- Stated goal
Identify each line below containing the string "Delvd" and copy it.

Data entries for graphics:
-.-.-

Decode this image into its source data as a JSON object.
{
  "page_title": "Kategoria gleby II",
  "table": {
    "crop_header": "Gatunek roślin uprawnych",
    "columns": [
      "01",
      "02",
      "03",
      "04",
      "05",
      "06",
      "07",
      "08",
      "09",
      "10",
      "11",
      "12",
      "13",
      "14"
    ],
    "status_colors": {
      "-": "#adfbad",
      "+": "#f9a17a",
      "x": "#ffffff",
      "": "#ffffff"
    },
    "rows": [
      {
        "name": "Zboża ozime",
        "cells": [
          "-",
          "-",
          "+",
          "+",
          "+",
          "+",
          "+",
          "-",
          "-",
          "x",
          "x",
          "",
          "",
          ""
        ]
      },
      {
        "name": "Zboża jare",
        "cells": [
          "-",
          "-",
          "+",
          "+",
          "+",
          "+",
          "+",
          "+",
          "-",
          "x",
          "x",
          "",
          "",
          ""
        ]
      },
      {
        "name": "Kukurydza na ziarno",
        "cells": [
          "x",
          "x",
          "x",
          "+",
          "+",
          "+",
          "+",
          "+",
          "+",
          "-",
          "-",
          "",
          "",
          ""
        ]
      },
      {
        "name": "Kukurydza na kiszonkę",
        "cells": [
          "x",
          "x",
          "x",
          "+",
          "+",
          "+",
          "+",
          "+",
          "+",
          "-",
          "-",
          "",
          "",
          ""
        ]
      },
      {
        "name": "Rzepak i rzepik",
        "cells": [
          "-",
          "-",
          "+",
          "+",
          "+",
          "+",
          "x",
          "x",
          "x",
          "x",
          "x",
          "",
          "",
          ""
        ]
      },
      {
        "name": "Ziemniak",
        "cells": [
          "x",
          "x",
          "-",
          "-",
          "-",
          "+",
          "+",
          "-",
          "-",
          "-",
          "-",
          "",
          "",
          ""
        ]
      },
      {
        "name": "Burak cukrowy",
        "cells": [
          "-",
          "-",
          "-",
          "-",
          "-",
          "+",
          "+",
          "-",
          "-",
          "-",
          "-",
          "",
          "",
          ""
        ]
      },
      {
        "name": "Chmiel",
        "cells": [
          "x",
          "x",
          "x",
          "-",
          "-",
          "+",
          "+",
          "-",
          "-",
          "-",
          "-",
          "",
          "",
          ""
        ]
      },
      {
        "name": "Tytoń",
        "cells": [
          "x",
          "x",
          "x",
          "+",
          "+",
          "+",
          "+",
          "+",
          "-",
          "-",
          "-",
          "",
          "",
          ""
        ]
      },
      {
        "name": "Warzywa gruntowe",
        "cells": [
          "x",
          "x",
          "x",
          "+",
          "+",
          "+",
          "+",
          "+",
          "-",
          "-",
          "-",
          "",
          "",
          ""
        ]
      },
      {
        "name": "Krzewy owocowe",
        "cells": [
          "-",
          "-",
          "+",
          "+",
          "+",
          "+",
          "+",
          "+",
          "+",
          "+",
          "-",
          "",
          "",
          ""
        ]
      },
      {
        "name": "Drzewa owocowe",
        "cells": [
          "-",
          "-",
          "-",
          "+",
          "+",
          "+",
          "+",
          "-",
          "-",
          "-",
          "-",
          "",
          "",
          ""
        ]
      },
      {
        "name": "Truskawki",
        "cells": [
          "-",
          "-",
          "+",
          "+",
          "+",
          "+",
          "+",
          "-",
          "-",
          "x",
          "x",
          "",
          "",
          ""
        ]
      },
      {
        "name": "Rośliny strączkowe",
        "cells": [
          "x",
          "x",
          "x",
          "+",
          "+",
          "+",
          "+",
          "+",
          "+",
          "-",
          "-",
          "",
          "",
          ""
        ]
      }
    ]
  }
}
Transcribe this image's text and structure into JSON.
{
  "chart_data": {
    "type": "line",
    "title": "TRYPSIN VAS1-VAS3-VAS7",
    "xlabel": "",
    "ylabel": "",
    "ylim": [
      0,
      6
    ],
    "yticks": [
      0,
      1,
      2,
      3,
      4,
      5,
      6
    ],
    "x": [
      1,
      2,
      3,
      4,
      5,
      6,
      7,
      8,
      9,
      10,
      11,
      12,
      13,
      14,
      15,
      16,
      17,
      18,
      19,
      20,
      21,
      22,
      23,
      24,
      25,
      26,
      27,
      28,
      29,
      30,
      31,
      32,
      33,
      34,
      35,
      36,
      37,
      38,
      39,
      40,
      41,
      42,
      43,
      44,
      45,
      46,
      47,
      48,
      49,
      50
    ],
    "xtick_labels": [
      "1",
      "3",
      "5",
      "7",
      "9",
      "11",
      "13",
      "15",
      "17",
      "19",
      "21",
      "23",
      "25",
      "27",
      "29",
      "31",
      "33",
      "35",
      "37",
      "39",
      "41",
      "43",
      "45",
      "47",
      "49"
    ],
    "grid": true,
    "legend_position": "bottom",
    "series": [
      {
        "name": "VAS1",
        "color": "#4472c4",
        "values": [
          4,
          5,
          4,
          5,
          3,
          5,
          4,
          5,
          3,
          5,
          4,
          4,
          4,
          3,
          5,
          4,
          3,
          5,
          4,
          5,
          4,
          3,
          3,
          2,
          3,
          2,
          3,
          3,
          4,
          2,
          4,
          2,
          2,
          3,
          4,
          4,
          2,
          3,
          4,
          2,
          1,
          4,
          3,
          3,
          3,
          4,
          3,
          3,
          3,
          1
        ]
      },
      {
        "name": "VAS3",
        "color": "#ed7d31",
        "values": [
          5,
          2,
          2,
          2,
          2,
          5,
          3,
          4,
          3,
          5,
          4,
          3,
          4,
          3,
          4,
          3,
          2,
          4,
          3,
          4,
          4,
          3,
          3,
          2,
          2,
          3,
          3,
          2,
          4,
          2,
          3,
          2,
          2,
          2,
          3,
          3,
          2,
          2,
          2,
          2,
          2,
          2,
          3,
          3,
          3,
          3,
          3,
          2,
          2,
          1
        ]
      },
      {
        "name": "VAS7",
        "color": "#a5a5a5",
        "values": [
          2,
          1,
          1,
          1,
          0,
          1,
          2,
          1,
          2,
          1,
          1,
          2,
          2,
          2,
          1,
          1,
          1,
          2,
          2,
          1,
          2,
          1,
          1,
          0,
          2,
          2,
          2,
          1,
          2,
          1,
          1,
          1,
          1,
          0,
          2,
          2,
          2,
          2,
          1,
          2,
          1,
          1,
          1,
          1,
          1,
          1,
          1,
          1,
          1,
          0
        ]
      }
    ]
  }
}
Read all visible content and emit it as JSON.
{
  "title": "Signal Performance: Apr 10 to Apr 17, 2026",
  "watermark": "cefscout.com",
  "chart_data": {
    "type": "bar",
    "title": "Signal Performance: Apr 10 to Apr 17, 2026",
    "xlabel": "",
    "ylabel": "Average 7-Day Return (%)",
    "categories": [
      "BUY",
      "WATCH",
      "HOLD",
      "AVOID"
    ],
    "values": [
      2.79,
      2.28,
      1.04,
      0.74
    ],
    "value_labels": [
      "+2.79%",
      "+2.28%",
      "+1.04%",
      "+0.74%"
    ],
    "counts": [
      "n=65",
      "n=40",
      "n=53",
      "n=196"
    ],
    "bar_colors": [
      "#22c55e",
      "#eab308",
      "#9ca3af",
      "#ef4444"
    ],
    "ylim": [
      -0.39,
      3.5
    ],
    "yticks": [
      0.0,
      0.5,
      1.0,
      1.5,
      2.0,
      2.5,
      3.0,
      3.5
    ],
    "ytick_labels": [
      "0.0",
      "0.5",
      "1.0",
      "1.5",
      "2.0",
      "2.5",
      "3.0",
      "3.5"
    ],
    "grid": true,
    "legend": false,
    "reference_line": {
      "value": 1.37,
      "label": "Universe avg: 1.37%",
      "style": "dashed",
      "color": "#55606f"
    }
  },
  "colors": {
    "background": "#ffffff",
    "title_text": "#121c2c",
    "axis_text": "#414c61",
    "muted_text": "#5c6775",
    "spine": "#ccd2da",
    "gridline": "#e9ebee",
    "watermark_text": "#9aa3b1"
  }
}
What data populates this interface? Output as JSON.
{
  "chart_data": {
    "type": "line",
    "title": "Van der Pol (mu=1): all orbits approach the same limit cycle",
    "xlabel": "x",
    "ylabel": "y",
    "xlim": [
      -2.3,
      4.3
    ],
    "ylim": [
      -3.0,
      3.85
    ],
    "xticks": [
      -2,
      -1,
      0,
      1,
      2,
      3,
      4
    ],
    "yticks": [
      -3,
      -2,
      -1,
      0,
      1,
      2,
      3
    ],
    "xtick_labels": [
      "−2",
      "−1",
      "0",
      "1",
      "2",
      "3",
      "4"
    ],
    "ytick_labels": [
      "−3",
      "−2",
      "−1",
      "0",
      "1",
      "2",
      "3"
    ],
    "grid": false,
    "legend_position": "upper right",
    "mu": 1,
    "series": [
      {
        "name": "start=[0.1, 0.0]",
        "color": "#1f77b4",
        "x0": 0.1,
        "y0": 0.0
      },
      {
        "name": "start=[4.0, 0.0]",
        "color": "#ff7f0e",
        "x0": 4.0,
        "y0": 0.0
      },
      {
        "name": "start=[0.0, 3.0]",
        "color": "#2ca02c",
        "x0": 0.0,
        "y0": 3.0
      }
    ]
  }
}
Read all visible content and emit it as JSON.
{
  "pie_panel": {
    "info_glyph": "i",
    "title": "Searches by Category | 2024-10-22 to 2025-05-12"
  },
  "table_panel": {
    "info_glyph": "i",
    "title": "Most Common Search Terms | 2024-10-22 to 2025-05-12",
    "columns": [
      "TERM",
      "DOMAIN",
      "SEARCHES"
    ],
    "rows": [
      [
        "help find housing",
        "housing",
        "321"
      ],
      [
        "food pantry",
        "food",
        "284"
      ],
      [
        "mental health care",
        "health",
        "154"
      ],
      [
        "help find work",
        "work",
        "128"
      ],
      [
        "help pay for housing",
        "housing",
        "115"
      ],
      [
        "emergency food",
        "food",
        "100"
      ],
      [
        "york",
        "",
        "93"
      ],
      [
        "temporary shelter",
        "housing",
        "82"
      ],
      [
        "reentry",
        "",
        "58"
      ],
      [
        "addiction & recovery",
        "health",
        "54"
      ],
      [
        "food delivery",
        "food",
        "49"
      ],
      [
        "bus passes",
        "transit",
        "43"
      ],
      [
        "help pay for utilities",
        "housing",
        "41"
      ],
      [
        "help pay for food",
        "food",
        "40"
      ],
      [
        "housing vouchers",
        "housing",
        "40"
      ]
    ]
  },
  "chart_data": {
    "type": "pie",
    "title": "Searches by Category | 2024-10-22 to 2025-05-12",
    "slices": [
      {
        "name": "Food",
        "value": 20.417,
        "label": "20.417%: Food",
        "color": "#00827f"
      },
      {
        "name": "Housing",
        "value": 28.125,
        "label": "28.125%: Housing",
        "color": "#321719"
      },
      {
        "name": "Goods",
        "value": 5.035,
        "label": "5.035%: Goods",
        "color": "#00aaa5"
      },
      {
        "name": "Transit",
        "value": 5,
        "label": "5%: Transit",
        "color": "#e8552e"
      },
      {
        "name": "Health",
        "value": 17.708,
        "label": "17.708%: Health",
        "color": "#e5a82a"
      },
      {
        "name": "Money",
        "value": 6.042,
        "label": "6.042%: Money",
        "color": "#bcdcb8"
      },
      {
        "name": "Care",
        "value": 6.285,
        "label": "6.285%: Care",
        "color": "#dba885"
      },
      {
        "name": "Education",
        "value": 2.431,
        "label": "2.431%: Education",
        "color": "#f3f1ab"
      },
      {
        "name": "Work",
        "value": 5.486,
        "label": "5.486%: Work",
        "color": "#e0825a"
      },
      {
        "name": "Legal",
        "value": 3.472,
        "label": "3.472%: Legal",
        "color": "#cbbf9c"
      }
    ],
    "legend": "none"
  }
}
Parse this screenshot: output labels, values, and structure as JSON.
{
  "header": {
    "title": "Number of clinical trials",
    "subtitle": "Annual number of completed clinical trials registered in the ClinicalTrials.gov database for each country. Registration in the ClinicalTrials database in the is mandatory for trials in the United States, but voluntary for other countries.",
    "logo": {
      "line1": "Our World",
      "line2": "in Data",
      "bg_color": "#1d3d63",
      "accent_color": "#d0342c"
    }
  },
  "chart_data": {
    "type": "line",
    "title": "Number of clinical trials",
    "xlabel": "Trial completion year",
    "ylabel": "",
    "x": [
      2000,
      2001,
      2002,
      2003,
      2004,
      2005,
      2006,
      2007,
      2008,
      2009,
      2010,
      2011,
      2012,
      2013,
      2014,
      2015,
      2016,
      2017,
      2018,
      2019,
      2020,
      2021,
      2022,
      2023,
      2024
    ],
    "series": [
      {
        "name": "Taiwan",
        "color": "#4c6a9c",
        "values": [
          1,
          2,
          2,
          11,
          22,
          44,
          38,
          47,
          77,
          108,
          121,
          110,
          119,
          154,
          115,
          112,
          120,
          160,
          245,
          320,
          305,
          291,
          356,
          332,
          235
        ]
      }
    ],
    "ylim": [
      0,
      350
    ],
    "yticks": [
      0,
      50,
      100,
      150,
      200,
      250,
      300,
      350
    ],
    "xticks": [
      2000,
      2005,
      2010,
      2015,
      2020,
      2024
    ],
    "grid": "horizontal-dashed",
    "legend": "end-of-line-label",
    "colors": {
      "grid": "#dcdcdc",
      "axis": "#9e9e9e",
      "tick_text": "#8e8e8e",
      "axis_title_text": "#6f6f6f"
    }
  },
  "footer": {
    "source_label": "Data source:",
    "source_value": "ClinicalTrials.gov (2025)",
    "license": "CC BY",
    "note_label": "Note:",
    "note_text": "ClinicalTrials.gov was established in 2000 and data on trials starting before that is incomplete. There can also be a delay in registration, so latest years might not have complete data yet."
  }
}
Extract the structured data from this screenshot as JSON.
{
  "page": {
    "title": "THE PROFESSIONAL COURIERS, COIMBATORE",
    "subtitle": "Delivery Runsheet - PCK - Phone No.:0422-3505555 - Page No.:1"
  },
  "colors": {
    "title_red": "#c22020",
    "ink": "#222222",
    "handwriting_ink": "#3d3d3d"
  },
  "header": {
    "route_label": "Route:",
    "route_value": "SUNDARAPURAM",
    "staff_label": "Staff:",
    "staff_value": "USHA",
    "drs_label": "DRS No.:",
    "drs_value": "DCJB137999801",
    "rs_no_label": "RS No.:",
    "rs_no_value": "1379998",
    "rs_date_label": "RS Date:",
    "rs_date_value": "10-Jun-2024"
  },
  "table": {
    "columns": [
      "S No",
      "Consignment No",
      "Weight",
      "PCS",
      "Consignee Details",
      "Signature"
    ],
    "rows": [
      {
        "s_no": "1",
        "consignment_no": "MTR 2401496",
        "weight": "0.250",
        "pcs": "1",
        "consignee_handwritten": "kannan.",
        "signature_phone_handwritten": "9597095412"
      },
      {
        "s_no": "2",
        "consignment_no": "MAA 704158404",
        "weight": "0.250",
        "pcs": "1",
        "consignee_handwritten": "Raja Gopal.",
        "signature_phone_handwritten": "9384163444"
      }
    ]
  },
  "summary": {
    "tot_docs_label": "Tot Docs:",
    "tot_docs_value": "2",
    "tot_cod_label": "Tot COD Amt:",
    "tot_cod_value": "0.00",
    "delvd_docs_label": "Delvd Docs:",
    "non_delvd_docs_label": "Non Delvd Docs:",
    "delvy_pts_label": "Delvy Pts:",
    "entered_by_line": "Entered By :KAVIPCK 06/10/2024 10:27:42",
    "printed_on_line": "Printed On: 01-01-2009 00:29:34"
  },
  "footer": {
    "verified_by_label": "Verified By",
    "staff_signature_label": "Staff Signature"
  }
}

-.-.-

- Output below
    "delvd_docs_label": "Delvd Docs:",
    "non_delvd_docs_label": "Non Delvd Docs:",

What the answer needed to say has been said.